## BEGIN GIVEN RECORDS
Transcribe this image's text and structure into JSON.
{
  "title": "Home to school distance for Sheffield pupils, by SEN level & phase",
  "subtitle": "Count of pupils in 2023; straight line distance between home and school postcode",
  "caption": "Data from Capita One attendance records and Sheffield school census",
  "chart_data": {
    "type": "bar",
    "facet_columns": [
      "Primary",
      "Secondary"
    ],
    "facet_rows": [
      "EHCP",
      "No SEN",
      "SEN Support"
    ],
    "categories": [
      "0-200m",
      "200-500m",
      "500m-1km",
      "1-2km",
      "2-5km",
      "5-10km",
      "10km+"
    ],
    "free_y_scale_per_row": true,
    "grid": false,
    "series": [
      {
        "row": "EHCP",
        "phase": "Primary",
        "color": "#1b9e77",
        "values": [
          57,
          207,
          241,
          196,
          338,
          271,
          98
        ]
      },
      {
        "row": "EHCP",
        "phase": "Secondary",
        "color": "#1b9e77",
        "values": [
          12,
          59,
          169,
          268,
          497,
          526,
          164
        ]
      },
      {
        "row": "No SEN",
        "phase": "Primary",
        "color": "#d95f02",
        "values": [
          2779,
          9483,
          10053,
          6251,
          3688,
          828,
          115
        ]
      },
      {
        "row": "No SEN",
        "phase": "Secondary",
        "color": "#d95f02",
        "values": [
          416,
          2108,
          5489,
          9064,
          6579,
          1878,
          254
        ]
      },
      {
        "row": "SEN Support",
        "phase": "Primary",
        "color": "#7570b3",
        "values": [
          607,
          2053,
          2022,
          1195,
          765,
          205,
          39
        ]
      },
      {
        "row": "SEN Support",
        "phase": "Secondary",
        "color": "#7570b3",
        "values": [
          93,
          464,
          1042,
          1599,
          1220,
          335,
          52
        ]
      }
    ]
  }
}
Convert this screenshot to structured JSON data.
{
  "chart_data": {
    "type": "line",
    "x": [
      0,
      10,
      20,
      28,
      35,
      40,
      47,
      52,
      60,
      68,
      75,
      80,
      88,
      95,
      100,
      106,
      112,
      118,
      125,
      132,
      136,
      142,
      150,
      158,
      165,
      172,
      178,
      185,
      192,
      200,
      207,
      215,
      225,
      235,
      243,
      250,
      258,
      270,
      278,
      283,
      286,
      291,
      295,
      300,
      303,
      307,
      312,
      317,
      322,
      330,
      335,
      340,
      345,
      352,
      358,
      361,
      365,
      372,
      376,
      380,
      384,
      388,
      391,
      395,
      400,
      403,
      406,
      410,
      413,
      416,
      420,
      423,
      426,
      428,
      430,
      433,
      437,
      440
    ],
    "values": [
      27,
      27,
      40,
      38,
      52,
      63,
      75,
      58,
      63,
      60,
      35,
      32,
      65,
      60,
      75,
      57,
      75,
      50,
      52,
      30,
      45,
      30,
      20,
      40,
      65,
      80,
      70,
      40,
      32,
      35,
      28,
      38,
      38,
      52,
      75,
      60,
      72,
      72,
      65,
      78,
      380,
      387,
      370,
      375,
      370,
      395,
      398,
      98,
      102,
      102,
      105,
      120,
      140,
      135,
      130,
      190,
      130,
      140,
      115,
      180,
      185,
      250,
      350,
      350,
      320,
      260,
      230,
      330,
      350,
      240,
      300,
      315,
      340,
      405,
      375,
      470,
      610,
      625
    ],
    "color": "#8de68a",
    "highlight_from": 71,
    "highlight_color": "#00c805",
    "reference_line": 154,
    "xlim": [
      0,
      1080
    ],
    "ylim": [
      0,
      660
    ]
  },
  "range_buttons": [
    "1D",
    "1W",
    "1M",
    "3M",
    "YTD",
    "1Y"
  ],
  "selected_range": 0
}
## END GIVEN RECORDS
▸ TASK BRIEF
Without leaving anything out, quote all the data.

▸ OUTPUT OF THE TASK
Transcribe this image's text and structure into JSON.
{
  "title": "Home to school distance for Sheffield pupils, by SEN level & phase",
  "subtitle": "Count of pupils in 2023; straight line distance between home and school postcode",
  "caption": "Data from Capita One attendance records and Sheffield school census",
  "chart_data": {
    "type": "bar",
    "facet_columns": [
      "Primary",
      "Secondary"
    ],
    "facet_rows": [
      "EHCP",
      "No SEN",
      "SEN Support"
    ],
    "categories": [
      "0-200m",
      "200-500m",
      "500m-1km",
      "1-2km",
      "2-5km",
      "5-10km",
      "10km+"
    ],
    "free_y_scale_per_row": true,
    "grid": false,
    "series": [
      {
        "row": "EHCP",
        "phase": "Primary",
        "color": "#1b9e77",
        "values": [
          57,
          207,
          241,
          196,
          338,
          271,
          98
        ]
      },
      {
        "row": "EHCP",
        "phase": "Secondary",
        "color": "#1b9e77",
        "values": [
          12,
          59,
          169,
          268,
          497,
          526,
          164
        ]
      },
      {
        "row": "No SEN",
        "phase": "Primary",
        "color": "#d95f02",
        "values": [
          2779,
          9483,
          10053,
          6251,
          3688,
          828,
          115
        ]
      },
      {
        "row": "No SEN",
        "phase": "Secondary",
        "color": "#d95f02",
        "values": [
          416,
          2108,
          5489,
          9064,
          6579,
          1878,
          254
        ]
      },
      {
        "row": "SEN Support",
        "phase": "Primary",
        "color": "#7570b3",
        "values": [
          607,
          2053,
          2022,
          1195,
          765,
          205,
          39
        ]
      },
      {
        "row": "SEN Support",
        "phase": "Secondary",
        "color": "#7570b3",
        "values": [
          93,
          464,
          1042,
          1599,
          1220,
          335,
          52
        ]
      }
    ]
  }
}
Convert this screenshot to structured JSON data.
{
  "chart_data": {
    "type": "line",
    "x": [
      0,
      10,
      20,
      28,
      35,
      40,
      47,
      52,
      60,
      68,
      75,
      80,
      88,
      95,
      100,
      106,
      112,
      118,
      125,
      132,
      136,
      142,
      150,
      158,
      165,
      172,
      178,
      185,
      192,
      200,
      207,
      215,
      225,
      235,
      243,
      250,
      258,
      270,
      278,
      283,
      286,
      291,
      295,
      300,
      303,
      307,
      312,
      317,
      322,
      330,
      335,
      340,
      345,
      352,
      358,
      361,
      365,
      372,
      376,
      380,
      384,
      388,
      391,
      395,
      400,
      403,
      406,
      410,
      413,
      416,
      420,
      423,
      426,
      428,
      430,
      433,
      437,
      440
    ],
    "values": [
      27,
      27,
      40,
      38,
      52,
      63,
      75,
      58,
      63,
      60,
      35,
      32,
      65,
      60,
      75,
      57,
      75,
      50,
      52,
      30,
      45,
      30,
      20,
      40,
      65,
      80,
      70,
      40,
      32,
      35,
      28,
      38,
      38,
      52,
      75,
      60,
      72,
      72,
      65,
      78,
      380,
      387,
      370,
      375,
      370,
      395,
      398,
      98,
      102,
      102,
      105,
      120,
      140,
      135,
      130,
      190,
      130,
      140,
      115,
      180,
      185,
      250,
      350,
      350,
      320,
      260,
      230,
      330,
      350,
      240,
      300,
      315,
      340,
      405,
      375,
      470,
      610,
      625
    ],
    "color": "#8de68a",
    "highlight_from": 71,
    "highlight_color": "#00c805",
    "reference_line": 154,
    "xlim": [
      0,
      1080
    ],
    "ylim": [
      0,
      660
    ]
  },
  "range_buttons": [
    "1D",
    "1W",
    "1M",
    "3M",
    "YTD",
    "1Y"
  ],
  "selected_range": 0
}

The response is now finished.